:: EXTRACTED DATA

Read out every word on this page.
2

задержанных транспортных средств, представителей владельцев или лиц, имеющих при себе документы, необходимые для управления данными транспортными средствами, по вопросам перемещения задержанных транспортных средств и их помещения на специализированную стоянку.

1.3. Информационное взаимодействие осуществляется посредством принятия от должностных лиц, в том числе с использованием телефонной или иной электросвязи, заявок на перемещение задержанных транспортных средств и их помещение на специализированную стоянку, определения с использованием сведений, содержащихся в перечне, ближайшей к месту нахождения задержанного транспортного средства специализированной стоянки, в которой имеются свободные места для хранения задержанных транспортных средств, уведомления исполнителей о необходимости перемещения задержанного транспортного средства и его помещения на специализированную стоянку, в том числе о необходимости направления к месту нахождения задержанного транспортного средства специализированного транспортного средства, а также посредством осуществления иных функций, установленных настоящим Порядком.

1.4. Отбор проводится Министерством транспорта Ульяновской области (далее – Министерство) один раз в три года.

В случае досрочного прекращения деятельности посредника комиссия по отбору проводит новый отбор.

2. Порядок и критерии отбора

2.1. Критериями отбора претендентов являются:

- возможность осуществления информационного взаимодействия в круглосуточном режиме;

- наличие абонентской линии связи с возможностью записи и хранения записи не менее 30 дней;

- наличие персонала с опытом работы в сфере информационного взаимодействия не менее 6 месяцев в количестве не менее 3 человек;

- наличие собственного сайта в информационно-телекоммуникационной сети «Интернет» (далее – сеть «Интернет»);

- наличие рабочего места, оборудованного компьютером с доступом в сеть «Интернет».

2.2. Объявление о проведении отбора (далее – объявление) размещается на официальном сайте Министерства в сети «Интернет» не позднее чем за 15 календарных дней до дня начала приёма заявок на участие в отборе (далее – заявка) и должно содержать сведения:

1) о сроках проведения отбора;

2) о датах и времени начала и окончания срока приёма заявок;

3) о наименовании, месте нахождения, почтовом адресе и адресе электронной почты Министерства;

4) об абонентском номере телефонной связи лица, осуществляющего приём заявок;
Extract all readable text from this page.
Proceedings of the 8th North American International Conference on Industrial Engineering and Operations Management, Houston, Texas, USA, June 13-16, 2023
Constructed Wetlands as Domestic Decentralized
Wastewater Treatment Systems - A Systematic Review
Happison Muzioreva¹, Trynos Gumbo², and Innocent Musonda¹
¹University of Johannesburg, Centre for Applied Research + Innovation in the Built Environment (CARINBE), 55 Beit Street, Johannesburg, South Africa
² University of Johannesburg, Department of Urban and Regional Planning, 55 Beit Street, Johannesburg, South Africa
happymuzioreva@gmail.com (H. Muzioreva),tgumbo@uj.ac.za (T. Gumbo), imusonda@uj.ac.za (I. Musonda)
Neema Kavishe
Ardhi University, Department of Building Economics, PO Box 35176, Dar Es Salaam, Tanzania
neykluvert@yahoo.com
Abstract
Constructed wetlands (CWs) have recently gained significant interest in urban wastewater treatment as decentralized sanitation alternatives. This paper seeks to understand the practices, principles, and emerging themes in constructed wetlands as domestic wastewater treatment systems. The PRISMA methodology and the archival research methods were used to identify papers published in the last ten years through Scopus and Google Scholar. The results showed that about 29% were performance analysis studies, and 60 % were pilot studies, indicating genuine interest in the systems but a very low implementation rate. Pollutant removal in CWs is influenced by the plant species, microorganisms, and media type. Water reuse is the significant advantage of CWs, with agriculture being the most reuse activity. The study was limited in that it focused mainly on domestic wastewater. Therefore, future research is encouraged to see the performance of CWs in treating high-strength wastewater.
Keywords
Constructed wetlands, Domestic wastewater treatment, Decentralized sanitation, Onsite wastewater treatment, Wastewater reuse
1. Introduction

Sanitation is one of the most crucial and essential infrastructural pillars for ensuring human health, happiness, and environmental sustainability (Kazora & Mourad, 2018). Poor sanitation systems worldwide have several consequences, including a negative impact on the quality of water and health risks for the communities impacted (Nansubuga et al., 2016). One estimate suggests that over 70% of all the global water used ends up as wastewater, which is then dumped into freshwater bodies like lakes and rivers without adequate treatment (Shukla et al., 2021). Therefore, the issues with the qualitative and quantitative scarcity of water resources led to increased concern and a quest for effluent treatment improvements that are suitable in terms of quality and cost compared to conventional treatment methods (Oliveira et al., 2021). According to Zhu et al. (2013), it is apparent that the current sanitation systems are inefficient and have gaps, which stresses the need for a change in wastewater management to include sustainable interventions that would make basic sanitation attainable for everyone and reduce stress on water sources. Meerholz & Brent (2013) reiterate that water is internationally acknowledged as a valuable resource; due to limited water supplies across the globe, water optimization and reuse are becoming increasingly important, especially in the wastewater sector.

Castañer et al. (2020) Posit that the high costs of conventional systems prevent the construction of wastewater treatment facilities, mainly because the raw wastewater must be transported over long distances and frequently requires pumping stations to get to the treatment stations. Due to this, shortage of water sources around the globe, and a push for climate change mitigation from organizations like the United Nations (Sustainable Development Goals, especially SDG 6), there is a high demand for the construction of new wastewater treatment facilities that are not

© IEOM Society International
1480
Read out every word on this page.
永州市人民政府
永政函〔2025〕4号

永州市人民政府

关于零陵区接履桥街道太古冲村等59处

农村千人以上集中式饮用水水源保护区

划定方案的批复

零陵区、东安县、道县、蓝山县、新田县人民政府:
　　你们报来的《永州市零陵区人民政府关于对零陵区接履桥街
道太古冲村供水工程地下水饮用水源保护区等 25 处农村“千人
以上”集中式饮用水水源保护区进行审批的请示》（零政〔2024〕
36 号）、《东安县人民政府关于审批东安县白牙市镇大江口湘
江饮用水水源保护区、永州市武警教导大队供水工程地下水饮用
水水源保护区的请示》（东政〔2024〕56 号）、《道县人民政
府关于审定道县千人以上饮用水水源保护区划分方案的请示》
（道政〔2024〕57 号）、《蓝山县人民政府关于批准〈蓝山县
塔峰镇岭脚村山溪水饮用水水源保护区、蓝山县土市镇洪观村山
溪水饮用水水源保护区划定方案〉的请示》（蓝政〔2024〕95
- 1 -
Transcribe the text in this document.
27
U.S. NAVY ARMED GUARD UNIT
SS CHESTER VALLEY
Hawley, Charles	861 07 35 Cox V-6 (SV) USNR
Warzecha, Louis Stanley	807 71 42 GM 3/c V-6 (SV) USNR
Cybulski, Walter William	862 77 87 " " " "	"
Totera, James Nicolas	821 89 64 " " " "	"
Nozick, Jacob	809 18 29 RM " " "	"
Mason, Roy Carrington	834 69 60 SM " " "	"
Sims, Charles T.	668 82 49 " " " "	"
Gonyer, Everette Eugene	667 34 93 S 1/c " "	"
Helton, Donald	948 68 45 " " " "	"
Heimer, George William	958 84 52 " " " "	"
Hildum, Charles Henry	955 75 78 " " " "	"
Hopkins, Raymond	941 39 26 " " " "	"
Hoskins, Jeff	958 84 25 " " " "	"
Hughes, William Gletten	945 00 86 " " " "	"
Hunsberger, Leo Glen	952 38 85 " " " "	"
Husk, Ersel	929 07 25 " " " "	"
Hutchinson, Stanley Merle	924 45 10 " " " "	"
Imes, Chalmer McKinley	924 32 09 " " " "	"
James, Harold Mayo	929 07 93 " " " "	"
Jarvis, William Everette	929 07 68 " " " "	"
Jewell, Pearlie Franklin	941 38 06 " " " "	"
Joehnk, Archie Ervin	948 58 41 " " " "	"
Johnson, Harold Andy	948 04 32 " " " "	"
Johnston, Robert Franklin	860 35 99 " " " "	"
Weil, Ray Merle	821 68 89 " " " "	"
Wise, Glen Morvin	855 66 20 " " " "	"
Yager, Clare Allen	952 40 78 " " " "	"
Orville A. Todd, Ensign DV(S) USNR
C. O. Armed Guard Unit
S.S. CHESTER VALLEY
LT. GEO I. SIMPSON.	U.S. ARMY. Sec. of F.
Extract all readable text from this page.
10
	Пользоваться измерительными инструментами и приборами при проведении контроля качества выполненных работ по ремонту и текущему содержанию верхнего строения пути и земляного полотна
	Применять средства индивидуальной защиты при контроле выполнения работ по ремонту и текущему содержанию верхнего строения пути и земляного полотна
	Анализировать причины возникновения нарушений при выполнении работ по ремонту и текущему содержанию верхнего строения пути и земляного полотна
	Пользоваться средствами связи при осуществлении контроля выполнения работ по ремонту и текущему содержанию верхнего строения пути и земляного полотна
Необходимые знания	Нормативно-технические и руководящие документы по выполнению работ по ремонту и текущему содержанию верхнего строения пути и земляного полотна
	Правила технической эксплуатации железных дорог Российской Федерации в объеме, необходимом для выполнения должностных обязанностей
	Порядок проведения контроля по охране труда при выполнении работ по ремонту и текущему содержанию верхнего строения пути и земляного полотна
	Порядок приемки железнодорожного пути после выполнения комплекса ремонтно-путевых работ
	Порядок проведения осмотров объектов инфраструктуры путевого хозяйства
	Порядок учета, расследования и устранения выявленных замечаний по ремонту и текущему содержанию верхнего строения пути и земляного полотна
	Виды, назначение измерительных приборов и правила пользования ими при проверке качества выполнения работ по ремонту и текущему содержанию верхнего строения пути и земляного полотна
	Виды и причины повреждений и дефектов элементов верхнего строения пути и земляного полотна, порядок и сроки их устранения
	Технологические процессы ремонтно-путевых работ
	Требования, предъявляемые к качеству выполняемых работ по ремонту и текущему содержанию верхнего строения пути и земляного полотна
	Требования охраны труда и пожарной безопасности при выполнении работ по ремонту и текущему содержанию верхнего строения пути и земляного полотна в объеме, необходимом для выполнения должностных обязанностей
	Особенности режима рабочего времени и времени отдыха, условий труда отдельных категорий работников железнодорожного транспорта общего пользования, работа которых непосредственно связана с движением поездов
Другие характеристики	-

::::

- [TASK BRIEF]: Gather each line of the listing that holds the string "South".

- [WRITTEN SOLUTION]:
¹University of Johannesburg, Centre for Applied Research + Innovation in the Built Environment (CARINBE), 55 Beit Street, Johannesburg, South Africa
² University of Johannesburg, Department of Urban and Regional Planning, 55 Beit Street, Johannesburg, South Africa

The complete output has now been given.